MATERIAL PROVIDED ::
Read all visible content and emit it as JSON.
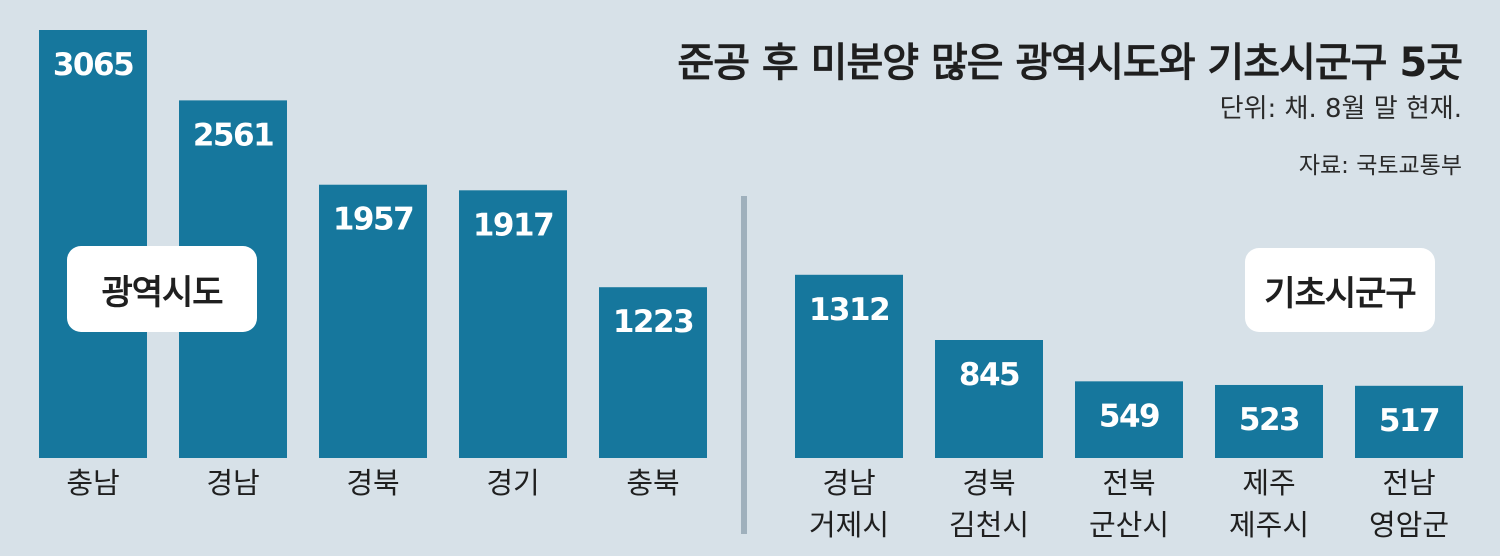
{
  "title": "준공 후 미분양 많은 광역시도와 기초시군구 5곳",
  "unit": "단위: 채. 8월 말 현재.",
  "source": "자료: 국토교통부",
  "colors": {
    "bar": "#16779d",
    "background": "#d7e1e8",
    "divider": "#9fb0bc"
  },
  "chart_data": [
    {
      "type": "bar",
      "group_label": "광역시도",
      "categories": [
        "충남",
        "경남",
        "경북",
        "경기",
        "충북"
      ],
      "values": [
        3065,
        2561,
        1957,
        1917,
        1223
      ],
      "ylim": [
        0,
        3065
      ]
    },
    {
      "type": "bar",
      "group_label": "기초시군구",
      "categories": [
        [
          "경남",
          "거제시"
        ],
        [
          "경북",
          "김천시"
        ],
        [
          "전북",
          "군산시"
        ],
        [
          "제주",
          "제주시"
        ],
        [
          "전남",
          "영암군"
        ]
      ],
      "values": [
        1312,
        845,
        549,
        523,
        517
      ],
      "ylim": [
        0,
        3065
      ]
    }
  ]
}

GIVEN REQUEST ::
Return to the listing above and set it down exactly, leaving out its pictures.

COMPLETED EXERCISE ::
Read all visible content and emit it as JSON.
{
  "title": "준공 후 미분양 많은 광역시도와 기초시군구 5곳",
  "unit": "단위: 채. 8월 말 현재.",
  "source": "자료: 국토교통부",
  "colors": {
    "bar": "#16779d",
    "background": "#d7e1e8",
    "divider": "#9fb0bc"
  },
  "chart_data": [
    {
      "type": "bar",
      "group_label": "광역시도",
      "categories": [
        "충남",
        "경남",
        "경북",
        "경기",
        "충북"
      ],
      "values": [
        3065,
        2561,
        1957,
        1917,
        1223
      ],
      "ylim": [
        0,
        3065
      ]
    },
    {
      "type": "bar",
      "group_label": "기초시군구",
      "categories": [
        [
          "경남",
          "거제시"
        ],
        [
          "경북",
          "김천시"
        ],
        [
          "전북",
          "군산시"
        ],
        [
          "제주",
          "제주시"
        ],
        [
          "전남",
          "영암군"
        ]
      ],
      "values": [
        1312,
        845,
        549,
        523,
        517
      ],
      "ylim": [
        0,
        3065
      ]
    }
  ]
}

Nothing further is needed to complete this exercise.